──────── STORED RECORDS ────────
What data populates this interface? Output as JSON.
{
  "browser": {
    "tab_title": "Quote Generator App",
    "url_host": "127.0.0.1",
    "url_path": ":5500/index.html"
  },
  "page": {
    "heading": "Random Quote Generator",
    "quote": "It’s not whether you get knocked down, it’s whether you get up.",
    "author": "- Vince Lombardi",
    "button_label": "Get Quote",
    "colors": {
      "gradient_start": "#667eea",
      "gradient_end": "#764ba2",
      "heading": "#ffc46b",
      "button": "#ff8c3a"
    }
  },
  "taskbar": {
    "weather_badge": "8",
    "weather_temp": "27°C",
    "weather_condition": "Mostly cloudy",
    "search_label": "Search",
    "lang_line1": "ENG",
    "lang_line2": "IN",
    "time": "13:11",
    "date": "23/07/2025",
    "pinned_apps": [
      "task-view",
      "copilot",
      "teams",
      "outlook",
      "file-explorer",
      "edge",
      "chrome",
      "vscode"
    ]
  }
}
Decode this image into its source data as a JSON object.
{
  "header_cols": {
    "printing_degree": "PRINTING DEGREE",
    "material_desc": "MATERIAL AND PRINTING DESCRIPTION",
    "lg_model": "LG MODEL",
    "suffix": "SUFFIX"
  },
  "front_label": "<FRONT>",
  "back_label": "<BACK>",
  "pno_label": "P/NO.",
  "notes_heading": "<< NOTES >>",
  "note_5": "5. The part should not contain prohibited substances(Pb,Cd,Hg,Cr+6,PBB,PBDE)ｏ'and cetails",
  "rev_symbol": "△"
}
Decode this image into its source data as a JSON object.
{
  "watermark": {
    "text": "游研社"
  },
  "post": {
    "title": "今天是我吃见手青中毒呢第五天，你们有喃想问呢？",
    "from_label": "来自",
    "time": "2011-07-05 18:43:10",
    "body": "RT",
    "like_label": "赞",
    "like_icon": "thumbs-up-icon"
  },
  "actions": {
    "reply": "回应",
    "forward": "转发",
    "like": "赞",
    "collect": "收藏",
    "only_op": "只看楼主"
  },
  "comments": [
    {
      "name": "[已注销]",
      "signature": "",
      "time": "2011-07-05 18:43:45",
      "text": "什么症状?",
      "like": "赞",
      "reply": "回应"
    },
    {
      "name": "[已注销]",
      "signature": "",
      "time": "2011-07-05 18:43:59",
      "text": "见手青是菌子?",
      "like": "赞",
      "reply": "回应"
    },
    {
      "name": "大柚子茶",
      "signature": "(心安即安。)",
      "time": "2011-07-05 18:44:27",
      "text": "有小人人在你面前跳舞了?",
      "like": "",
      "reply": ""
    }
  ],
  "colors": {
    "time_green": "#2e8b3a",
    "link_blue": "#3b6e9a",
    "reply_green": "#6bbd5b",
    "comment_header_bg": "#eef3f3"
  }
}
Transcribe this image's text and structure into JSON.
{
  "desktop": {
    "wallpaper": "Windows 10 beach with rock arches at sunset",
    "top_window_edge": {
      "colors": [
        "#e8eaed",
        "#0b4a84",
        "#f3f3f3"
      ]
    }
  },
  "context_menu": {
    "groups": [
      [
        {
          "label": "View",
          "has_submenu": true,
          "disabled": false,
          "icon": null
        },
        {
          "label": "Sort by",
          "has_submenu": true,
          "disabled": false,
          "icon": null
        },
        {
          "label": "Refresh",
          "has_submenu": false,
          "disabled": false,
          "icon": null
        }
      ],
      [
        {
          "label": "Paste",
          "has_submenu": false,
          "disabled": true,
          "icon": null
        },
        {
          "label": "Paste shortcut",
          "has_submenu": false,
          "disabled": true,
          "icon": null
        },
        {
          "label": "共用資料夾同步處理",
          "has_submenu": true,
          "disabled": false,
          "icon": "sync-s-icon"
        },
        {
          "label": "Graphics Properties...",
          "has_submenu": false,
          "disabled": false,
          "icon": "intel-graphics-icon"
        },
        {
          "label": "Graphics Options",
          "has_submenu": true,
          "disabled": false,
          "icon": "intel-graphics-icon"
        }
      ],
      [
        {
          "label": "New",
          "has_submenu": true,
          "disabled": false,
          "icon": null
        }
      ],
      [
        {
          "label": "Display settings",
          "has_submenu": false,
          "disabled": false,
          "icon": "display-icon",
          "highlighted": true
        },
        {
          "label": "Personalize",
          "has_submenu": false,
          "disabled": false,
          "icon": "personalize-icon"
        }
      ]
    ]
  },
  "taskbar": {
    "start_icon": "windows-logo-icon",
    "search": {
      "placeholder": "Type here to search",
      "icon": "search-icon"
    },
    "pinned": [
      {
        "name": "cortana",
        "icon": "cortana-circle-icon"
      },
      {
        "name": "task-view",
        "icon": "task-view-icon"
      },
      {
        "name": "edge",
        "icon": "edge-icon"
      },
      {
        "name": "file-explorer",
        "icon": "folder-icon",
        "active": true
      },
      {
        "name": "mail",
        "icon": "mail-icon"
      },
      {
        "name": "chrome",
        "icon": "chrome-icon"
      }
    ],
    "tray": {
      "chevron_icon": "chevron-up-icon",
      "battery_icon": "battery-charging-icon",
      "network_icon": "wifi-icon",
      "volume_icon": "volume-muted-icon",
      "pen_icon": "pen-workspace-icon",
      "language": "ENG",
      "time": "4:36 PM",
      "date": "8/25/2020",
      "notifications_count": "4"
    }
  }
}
────────
WHAT IS BEING ASKED: Generate an exact reproduction of all entries.

RESPONSE:
What data populates this interface? Output as JSON.
{
  "browser": {
    "tab_title": "Quote Generator App",
    "url_host": "127.0.0.1",
    "url_path": ":5500/index.html"
  },
  "page": {
    "heading": "Random Quote Generator",
    "quote": "It’s not whether you get knocked down, it’s whether you get up.",
    "author": "- Vince Lombardi",
    "button_label": "Get Quote",
    "colors": {
      "gradient_start": "#667eea",
      "gradient_end": "#764ba2",
      "heading": "#ffc46b",
      "button": "#ff8c3a"
    }
  },
  "taskbar": {
    "weather_badge": "8",
    "weather_temp": "27°C",
    "weather_condition": "Mostly cloudy",
    "search_label": "Search",
    "lang_line1": "ENG",
    "lang_line2": "IN",
    "time": "13:11",
    "date": "23/07/2025",
    "pinned_apps": [
      "task-view",
      "copilot",
      "teams",
      "outlook",
      "file-explorer",
      "edge",
      "chrome",
      "vscode"
    ]
  }
}
Decode this image into its source data as a JSON object.
{
  "header_cols": {
    "printing_degree": "PRINTING DEGREE",
    "material_desc": "MATERIAL AND PRINTING DESCRIPTION",
    "lg_model": "LG MODEL",
    "suffix": "SUFFIX"
  },
  "front_label": "<FRONT>",
  "back_label": "<BACK>",
  "pno_label": "P/NO.",
  "notes_heading": "<< NOTES >>",
  "note_5": "5. The part should not contain prohibited substances(Pb,Cd,Hg,Cr+6,PBB,PBDE)ｏ'and cetails",
  "rev_symbol": "△"
}
Decode this image into its source data as a JSON object.
{
  "watermark": {
    "text": "游研社"
  },
  "post": {
    "title": "今天是我吃见手青中毒呢第五天，你们有喃想问呢？",
    "from_label": "来自",
    "time": "2011-07-05 18:43:10",
    "body": "RT",
    "like_label": "赞",
    "like_icon": "thumbs-up-icon"
  },
  "actions": {
    "reply": "回应",
    "forward": "转发",
    "like": "赞",
    "collect": "收藏",
    "only_op": "只看楼主"
  },
  "comments": [
    {
      "name": "[已注销]",
      "signature": "",
      "time": "2011-07-05 18:43:45",
      "text": "什么症状?",
      "like": "赞",
      "reply": "回应"
    },
    {
      "name": "[已注销]",
      "signature": "",
      "time": "2011-07-05 18:43:59",
      "text": "见手青是菌子?",
      "like": "赞",
      "reply": "回应"
    },
    {
      "name": "大柚子茶",
      "signature": "(心安即安。)",
      "time": "2011-07-05 18:44:27",
      "text": "有小人人在你面前跳舞了?",
      "like": "",
      "reply": ""
    }
  ],
  "colors": {
    "time_green": "#2e8b3a",
    "link_blue": "#3b6e9a",
    "reply_green": "#6bbd5b",
    "comment_header_bg": "#eef3f3"
  }
}
Transcribe this image's text and structure into JSON.
{
  "desktop": {
    "wallpaper": "Windows 10 beach with rock arches at sunset",
    "top_window_edge": {
      "colors": [
        "#e8eaed",
        "#0b4a84",
        "#f3f3f3"
      ]
    }
  },
  "context_menu": {
    "groups": [
      [
        {
          "label": "View",
          "has_submenu": true,
          "disabled": false,
          "icon": null
        },
        {
          "label": "Sort by",
          "has_submenu": true,
          "disabled": false,
          "icon": null
        },
        {
          "label": "Refresh",
          "has_submenu": false,
          "disabled": false,
          "icon": null
        }
      ],
      [
        {
          "label": "Paste",
          "has_submenu": false,
          "disabled": true,
          "icon": null
        },
        {
          "label": "Paste shortcut",
          "has_submenu": false,
          "disabled": true,
          "icon": null
        },
        {
          "label": "共用資料夾同步處理",
          "has_submenu": true,
          "disabled": false,
          "icon": "sync-s-icon"
        },
        {
          "label": "Graphics Properties...",
          "has_submenu": false,
          "disabled": false,
          "icon": "intel-graphics-icon"
        },
        {
          "label": "Graphics Options",
          "has_submenu": true,
          "disabled": false,
          "icon": "intel-graphics-icon"
        }
      ],
      [
        {
          "label": "New",
          "has_submenu": true,
          "disabled": false,
          "icon": null
        }
      ],
      [
        {
          "label": "Display settings",
          "has_submenu": false,
          "disabled": false,
          "icon": "display-icon",
          "highlighted": true
        },
        {
          "label": "Personalize",
          "has_submenu": false,
          "disabled": false,
          "icon": "personalize-icon"
        }
      ]
    ]
  },
  "taskbar": {
    "start_icon": "windows-logo-icon",
    "search": {
      "placeholder": "Type here to search",
      "icon": "search-icon"
    },
    "pinned": [
      {
        "name": "cortana",
        "icon": "cortana-circle-icon"
      },
      {
        "name": "task-view",
        "icon": "task-view-icon"
      },
      {
        "name": "edge",
        "icon": "edge-icon"
      },
      {
        "name": "file-explorer",
        "icon": "folder-icon",
        "active": true
      },
      {
        "name": "mail",
        "icon": "mail-icon"
      },
      {
        "name": "chrome",
        "icon": "chrome-icon"
      }
    ],
    "tray": {
      "chevron_icon": "chevron-up-icon",
      "battery_icon": "battery-charging-icon",
      "network_icon": "wifi-icon",
      "volume_icon": "volume-muted-icon",
      "pen_icon": "pen-workspace-icon",
      "language": "ENG",
      "time": "4:36 PM",
      "date": "8/25/2020",
      "notifications_count": "4"
    }
  }
}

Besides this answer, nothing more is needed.